WHAT YOU ARE ASKED TO DO »
Omit every picture and write out the rest of the records exactly.

MATERIAL FOR THE TASK »
___

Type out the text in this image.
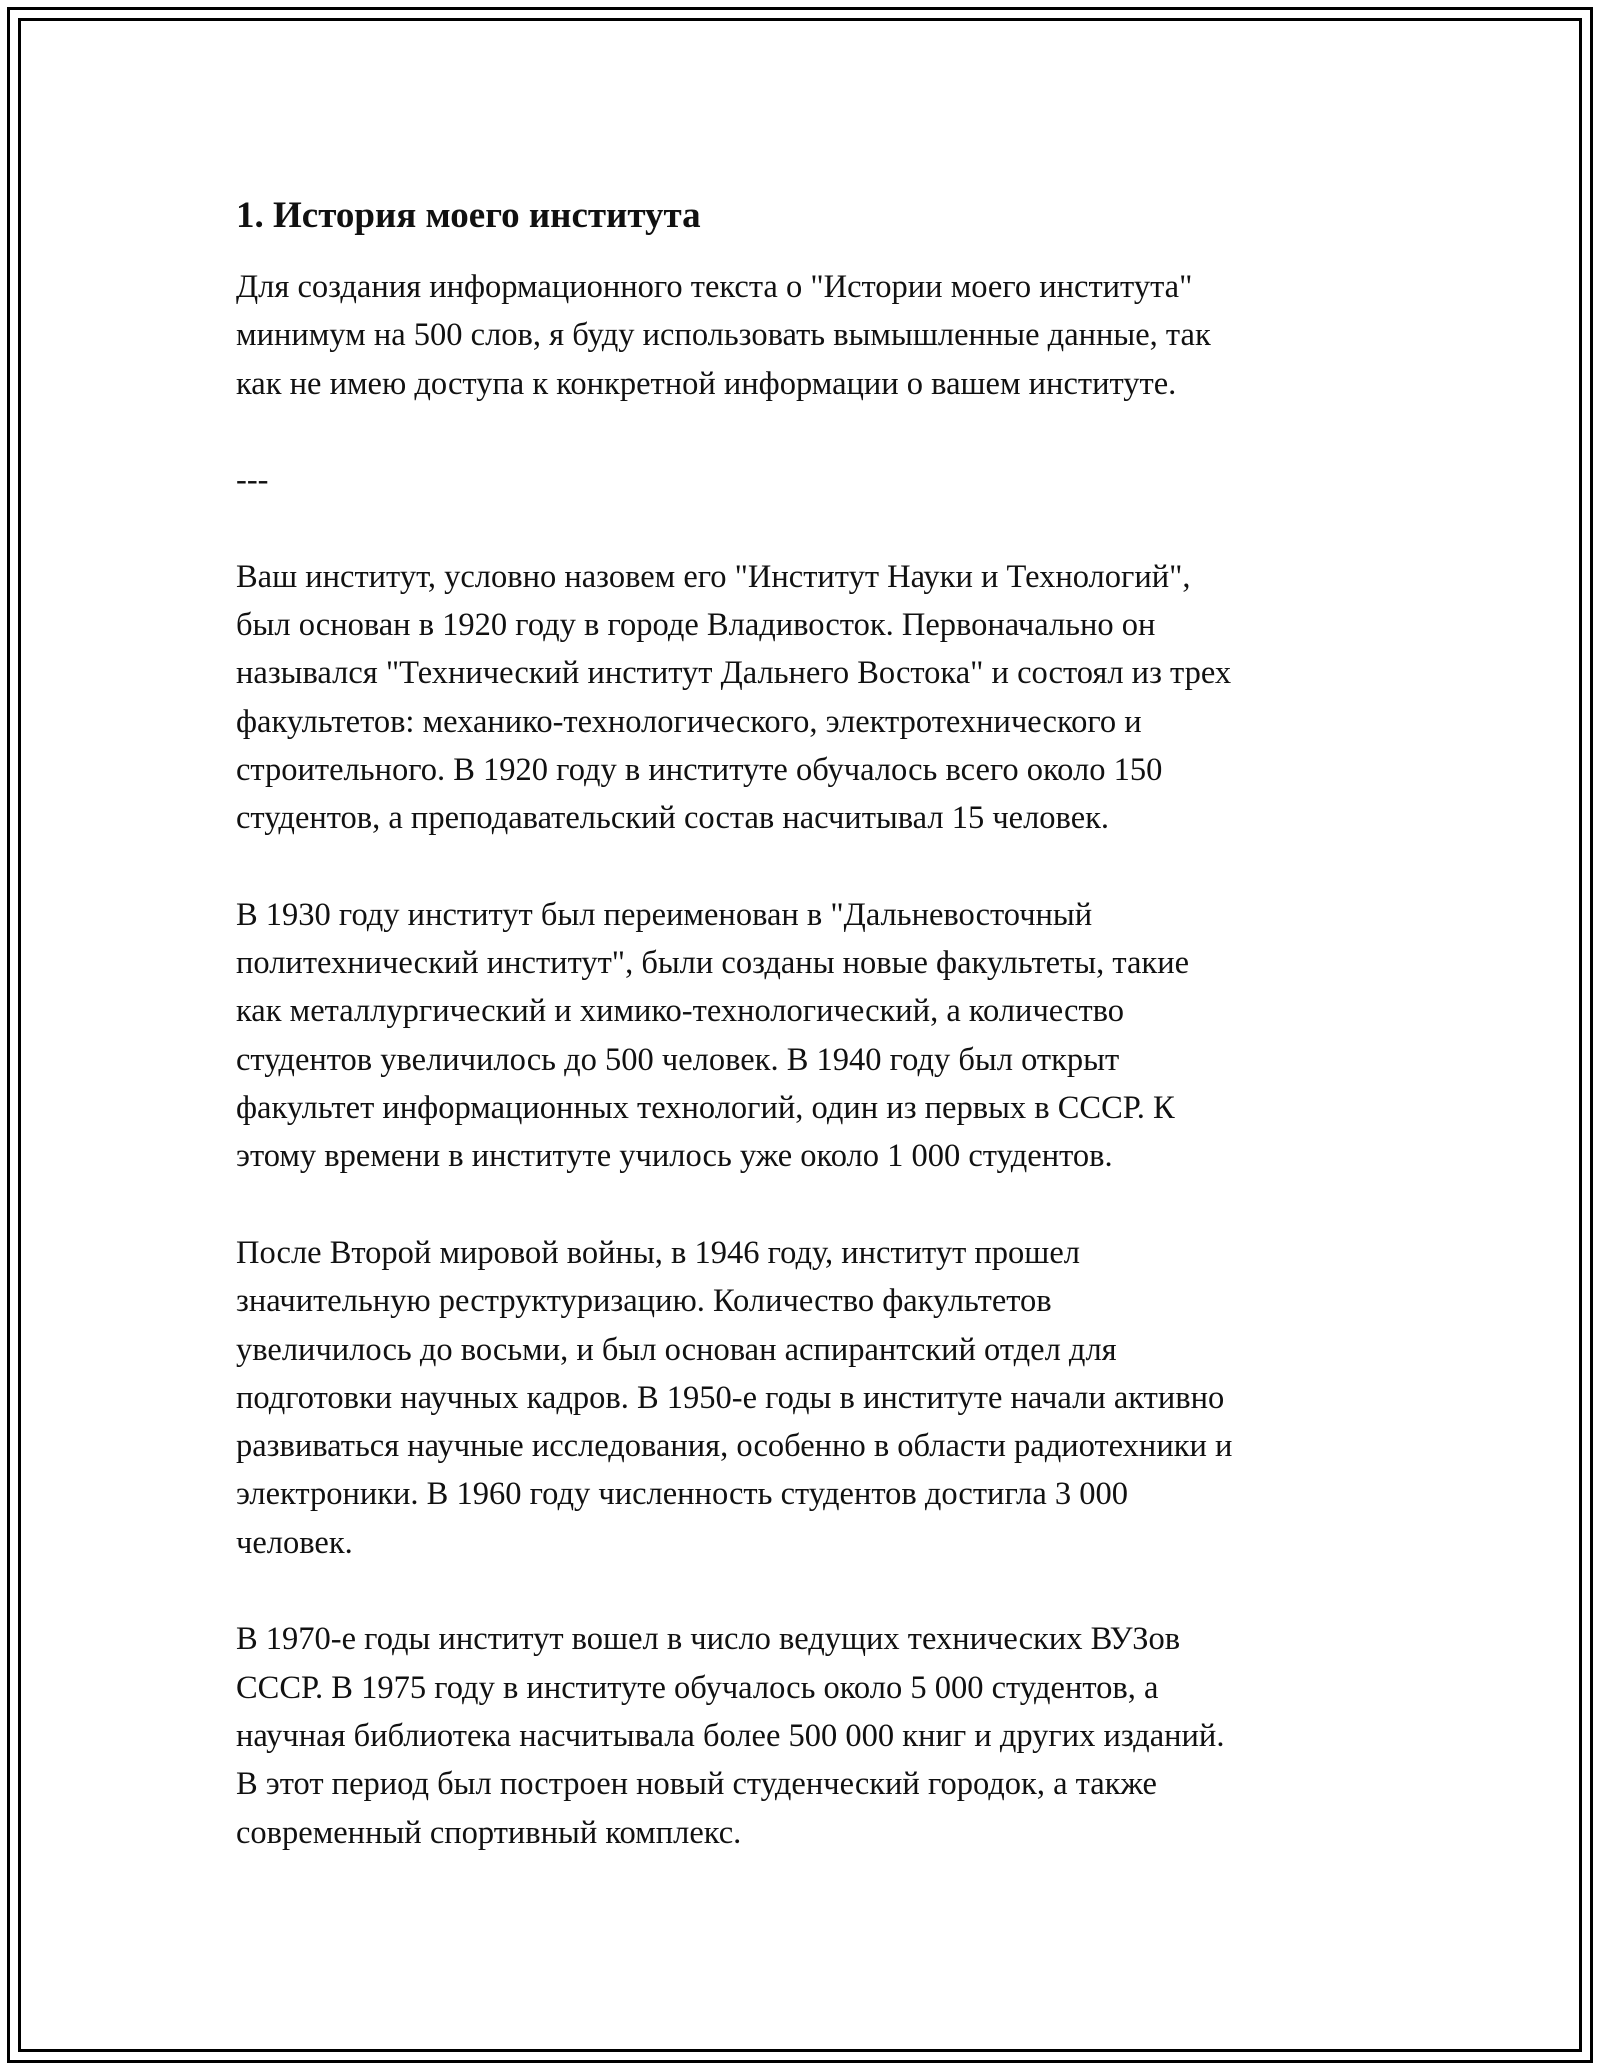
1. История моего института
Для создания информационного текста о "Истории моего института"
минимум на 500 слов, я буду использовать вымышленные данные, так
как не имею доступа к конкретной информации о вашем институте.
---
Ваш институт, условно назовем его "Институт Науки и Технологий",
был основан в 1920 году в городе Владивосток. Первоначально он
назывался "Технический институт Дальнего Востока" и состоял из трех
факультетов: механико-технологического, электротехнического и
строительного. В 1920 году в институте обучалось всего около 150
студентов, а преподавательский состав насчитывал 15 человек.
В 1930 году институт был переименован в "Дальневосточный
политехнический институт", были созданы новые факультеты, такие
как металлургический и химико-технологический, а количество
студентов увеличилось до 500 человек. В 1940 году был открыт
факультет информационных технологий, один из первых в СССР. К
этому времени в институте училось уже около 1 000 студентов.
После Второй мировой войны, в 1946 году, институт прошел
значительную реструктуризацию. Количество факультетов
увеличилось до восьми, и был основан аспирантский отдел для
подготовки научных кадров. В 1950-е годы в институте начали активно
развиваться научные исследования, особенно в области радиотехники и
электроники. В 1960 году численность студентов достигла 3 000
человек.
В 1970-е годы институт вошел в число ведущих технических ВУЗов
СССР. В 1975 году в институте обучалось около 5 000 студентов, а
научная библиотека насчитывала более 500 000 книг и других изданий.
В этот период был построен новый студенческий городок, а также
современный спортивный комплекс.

___

FINISHED ANSWER »
Type out the text in this image.
1. История моего института
Для создания информационного текста о "Истории моего института"
минимум на 500 слов, я буду использовать вымышленные данные, так
как не имею доступа к конкретной информации о вашем институте.
---
Ваш институт, условно назовем его "Институт Науки и Технологий",
был основан в 1920 году в городе Владивосток. Первоначально он
назывался "Технический институт Дальнего Востока" и состоял из трех
факультетов: механико-технологического, электротехнического и
строительного. В 1920 году в институте обучалось всего около 150
студентов, а преподавательский состав насчитывал 15 человек.
В 1930 году институт был переименован в "Дальневосточный
политехнический институт", были созданы новые факультеты, такие
как металлургический и химико-технологический, а количество
студентов увеличилось до 500 человек. В 1940 году был открыт
факультет информационных технологий, один из первых в СССР. К
этому времени в институте училось уже около 1 000 студентов.
После Второй мировой войны, в 1946 году, институт прошел
значительную реструктуризацию. Количество факультетов
увеличилось до восьми, и был основан аспирантский отдел для
подготовки научных кадров. В 1950-е годы в институте начали активно
развиваться научные исследования, особенно в области радиотехники и
электроники. В 1960 году численность студентов достигла 3 000
человек.
В 1970-е годы институт вошел в число ведущих технических ВУЗов
СССР. В 1975 году в институте обучалось около 5 000 студентов, а
научная библиотека насчитывала более 500 000 книг и других изданий.
В этот период был построен новый студенческий городок, а также
современный спортивный комплекс.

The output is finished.